— START MATERIALS PROVIDED —

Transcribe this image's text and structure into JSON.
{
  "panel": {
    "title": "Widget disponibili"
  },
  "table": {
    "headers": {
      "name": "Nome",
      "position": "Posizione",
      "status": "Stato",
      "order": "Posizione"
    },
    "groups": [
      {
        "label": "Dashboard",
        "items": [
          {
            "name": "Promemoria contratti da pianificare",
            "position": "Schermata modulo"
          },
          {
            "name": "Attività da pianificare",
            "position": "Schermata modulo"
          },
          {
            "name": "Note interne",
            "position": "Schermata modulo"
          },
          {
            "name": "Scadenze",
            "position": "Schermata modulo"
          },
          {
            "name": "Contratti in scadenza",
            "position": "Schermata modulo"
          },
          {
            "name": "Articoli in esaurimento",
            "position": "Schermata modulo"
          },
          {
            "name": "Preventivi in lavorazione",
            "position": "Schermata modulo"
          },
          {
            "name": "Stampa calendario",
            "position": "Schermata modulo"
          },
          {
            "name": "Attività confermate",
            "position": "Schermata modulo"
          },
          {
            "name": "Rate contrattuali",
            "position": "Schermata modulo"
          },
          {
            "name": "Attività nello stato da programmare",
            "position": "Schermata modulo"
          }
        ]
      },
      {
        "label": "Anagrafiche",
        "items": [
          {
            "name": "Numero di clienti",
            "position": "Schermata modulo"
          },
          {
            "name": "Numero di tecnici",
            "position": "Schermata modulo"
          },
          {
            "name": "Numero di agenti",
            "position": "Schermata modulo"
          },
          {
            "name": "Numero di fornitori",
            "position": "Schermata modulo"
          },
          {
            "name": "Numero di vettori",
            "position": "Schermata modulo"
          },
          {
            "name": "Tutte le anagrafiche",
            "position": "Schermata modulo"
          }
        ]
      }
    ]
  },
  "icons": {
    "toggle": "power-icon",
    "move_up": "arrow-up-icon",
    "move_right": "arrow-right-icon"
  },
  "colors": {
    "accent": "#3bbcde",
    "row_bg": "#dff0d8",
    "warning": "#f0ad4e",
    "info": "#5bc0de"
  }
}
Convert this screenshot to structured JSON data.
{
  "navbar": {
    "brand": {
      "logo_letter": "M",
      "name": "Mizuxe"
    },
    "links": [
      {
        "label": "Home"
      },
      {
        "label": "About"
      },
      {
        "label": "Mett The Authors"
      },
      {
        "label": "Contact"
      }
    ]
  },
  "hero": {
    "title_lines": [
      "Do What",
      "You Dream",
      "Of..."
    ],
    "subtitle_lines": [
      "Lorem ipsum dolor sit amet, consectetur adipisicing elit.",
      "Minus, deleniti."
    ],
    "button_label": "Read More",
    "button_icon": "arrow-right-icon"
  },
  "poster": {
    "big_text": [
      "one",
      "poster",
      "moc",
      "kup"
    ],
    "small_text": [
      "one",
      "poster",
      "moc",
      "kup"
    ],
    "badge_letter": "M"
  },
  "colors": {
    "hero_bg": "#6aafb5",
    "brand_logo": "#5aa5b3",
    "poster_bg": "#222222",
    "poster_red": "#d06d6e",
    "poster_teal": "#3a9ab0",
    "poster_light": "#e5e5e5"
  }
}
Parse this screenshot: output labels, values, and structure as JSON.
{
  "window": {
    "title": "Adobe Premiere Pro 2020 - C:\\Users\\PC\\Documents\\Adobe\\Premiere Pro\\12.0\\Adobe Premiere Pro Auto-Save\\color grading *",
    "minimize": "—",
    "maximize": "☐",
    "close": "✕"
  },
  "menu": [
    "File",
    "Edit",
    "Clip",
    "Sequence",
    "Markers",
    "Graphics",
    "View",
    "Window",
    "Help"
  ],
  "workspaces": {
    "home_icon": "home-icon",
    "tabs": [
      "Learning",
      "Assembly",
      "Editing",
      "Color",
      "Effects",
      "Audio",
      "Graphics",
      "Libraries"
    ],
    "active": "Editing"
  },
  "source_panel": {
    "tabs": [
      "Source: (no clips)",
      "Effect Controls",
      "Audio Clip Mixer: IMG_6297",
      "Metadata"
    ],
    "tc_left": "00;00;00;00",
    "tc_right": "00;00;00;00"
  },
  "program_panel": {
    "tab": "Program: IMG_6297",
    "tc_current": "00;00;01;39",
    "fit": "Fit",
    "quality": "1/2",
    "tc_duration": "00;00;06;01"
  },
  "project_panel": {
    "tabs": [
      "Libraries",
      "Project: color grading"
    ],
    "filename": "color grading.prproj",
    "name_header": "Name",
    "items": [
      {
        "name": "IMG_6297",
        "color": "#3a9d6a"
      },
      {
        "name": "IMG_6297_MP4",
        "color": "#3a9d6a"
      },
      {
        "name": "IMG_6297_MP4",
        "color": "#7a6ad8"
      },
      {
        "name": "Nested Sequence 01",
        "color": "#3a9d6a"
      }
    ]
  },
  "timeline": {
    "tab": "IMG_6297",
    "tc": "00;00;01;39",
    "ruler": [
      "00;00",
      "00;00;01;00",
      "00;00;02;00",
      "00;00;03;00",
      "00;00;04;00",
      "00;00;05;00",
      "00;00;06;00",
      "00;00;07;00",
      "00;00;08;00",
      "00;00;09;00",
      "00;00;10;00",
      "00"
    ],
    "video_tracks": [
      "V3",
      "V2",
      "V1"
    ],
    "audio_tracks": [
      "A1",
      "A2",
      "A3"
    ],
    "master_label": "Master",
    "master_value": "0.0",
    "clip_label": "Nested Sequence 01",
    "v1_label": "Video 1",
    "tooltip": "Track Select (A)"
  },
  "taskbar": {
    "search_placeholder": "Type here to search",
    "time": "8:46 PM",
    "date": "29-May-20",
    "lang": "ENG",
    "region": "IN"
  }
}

— END MATERIALS PROVIDED —

WHAT IS EXPECTED: Reproduce each entry word for word.

ANSWER TO THE EXERCISE:
Transcribe this image's text and structure into JSON.
{
  "panel": {
    "title": "Widget disponibili"
  },
  "table": {
    "headers": {
      "name": "Nome",
      "position": "Posizione",
      "status": "Stato",
      "order": "Posizione"
    },
    "groups": [
      {
        "label": "Dashboard",
        "items": [
          {
            "name": "Promemoria contratti da pianificare",
            "position": "Schermata modulo"
          },
          {
            "name": "Attività da pianificare",
            "position": "Schermata modulo"
          },
          {
            "name": "Note interne",
            "position": "Schermata modulo"
          },
          {
            "name": "Scadenze",
            "position": "Schermata modulo"
          },
          {
            "name": "Contratti in scadenza",
            "position": "Schermata modulo"
          },
          {
            "name": "Articoli in esaurimento",
            "position": "Schermata modulo"
          },
          {
            "name": "Preventivi in lavorazione",
            "position": "Schermata modulo"
          },
          {
            "name": "Stampa calendario",
            "position": "Schermata modulo"
          },
          {
            "name": "Attività confermate",
            "position": "Schermata modulo"
          },
          {
            "name": "Rate contrattuali",
            "position": "Schermata modulo"
          },
          {
            "name": "Attività nello stato da programmare",
            "position": "Schermata modulo"
          }
        ]
      },
      {
        "label": "Anagrafiche",
        "items": [
          {
            "name": "Numero di clienti",
            "position": "Schermata modulo"
          },
          {
            "name": "Numero di tecnici",
            "position": "Schermata modulo"
          },
          {
            "name": "Numero di agenti",
            "position": "Schermata modulo"
          },
          {
            "name": "Numero di fornitori",
            "position": "Schermata modulo"
          },
          {
            "name": "Numero di vettori",
            "position": "Schermata modulo"
          },
          {
            "name": "Tutte le anagrafiche",
            "position": "Schermata modulo"
          }
        ]
      }
    ]
  },
  "icons": {
    "toggle": "power-icon",
    "move_up": "arrow-up-icon",
    "move_right": "arrow-right-icon"
  },
  "colors": {
    "accent": "#3bbcde",
    "row_bg": "#dff0d8",
    "warning": "#f0ad4e",
    "info": "#5bc0de"
  }
}
Convert this screenshot to structured JSON data.
{
  "navbar": {
    "brand": {
      "logo_letter": "M",
      "name": "Mizuxe"
    },
    "links": [
      {
        "label": "Home"
      },
      {
        "label": "About"
      },
      {
        "label": "Mett The Authors"
      },
      {
        "label": "Contact"
      }
    ]
  },
  "hero": {
    "title_lines": [
      "Do What",
      "You Dream",
      "Of..."
    ],
    "subtitle_lines": [
      "Lorem ipsum dolor sit amet, consectetur adipisicing elit.",
      "Minus, deleniti."
    ],
    "button_label": "Read More",
    "button_icon": "arrow-right-icon"
  },
  "poster": {
    "big_text": [
      "one",
      "poster",
      "moc",
      "kup"
    ],
    "small_text": [
      "one",
      "poster",
      "moc",
      "kup"
    ],
    "badge_letter": "M"
  },
  "colors": {
    "hero_bg": "#6aafb5",
    "brand_logo": "#5aa5b3",
    "poster_bg": "#222222",
    "poster_red": "#d06d6e",
    "poster_teal": "#3a9ab0",
    "poster_light": "#e5e5e5"
  }
}
Parse this screenshot: output labels, values, and structure as JSON.
{
  "window": {
    "title": "Adobe Premiere Pro 2020 - C:\\Users\\PC\\Documents\\Adobe\\Premiere Pro\\12.0\\Adobe Premiere Pro Auto-Save\\color grading *",
    "minimize": "—",
    "maximize": "☐",
    "close": "✕"
  },
  "menu": [
    "File",
    "Edit",
    "Clip",
    "Sequence",
    "Markers",
    "Graphics",
    "View",
    "Window",
    "Help"
  ],
  "workspaces": {
    "home_icon": "home-icon",
    "tabs": [
      "Learning",
      "Assembly",
      "Editing",
      "Color",
      "Effects",
      "Audio",
      "Graphics",
      "Libraries"
    ],
    "active": "Editing"
  },
  "source_panel": {
    "tabs": [
      "Source: (no clips)",
      "Effect Controls",
      "Audio Clip Mixer: IMG_6297",
      "Metadata"
    ],
    "tc_left": "00;00;00;00",
    "tc_right": "00;00;00;00"
  },
  "program_panel": {
    "tab": "Program: IMG_6297",
    "tc_current": "00;00;01;39",
    "fit": "Fit",
    "quality": "1/2",
    "tc_duration": "00;00;06;01"
  },
  "project_panel": {
    "tabs": [
      "Libraries",
      "Project: color grading"
    ],
    "filename": "color grading.prproj",
    "name_header": "Name",
    "items": [
      {
        "name": "IMG_6297",
        "color": "#3a9d6a"
      },
      {
        "name": "IMG_6297_MP4",
        "color": "#3a9d6a"
      },
      {
        "name": "IMG_6297_MP4",
        "color": "#7a6ad8"
      },
      {
        "name": "Nested Sequence 01",
        "color": "#3a9d6a"
      }
    ]
  },
  "timeline": {
    "tab": "IMG_6297",
    "tc": "00;00;01;39",
    "ruler": [
      "00;00",
      "00;00;01;00",
      "00;00;02;00",
      "00;00;03;00",
      "00;00;04;00",
      "00;00;05;00",
      "00;00;06;00",
      "00;00;07;00",
      "00;00;08;00",
      "00;00;09;00",
      "00;00;10;00",
      "00"
    ],
    "video_tracks": [
      "V3",
      "V2",
      "V1"
    ],
    "audio_tracks": [
      "A1",
      "A2",
      "A3"
    ],
    "master_label": "Master",
    "master_value": "0.0",
    "clip_label": "Nested Sequence 01",
    "v1_label": "Video 1",
    "tooltip": "Track Select (A)"
  },
  "taskbar": {
    "search_placeholder": "Type here to search",
    "time": "8:46 PM",
    "date": "29-May-20",
    "lang": "ENG",
    "region": "IN"
  }
}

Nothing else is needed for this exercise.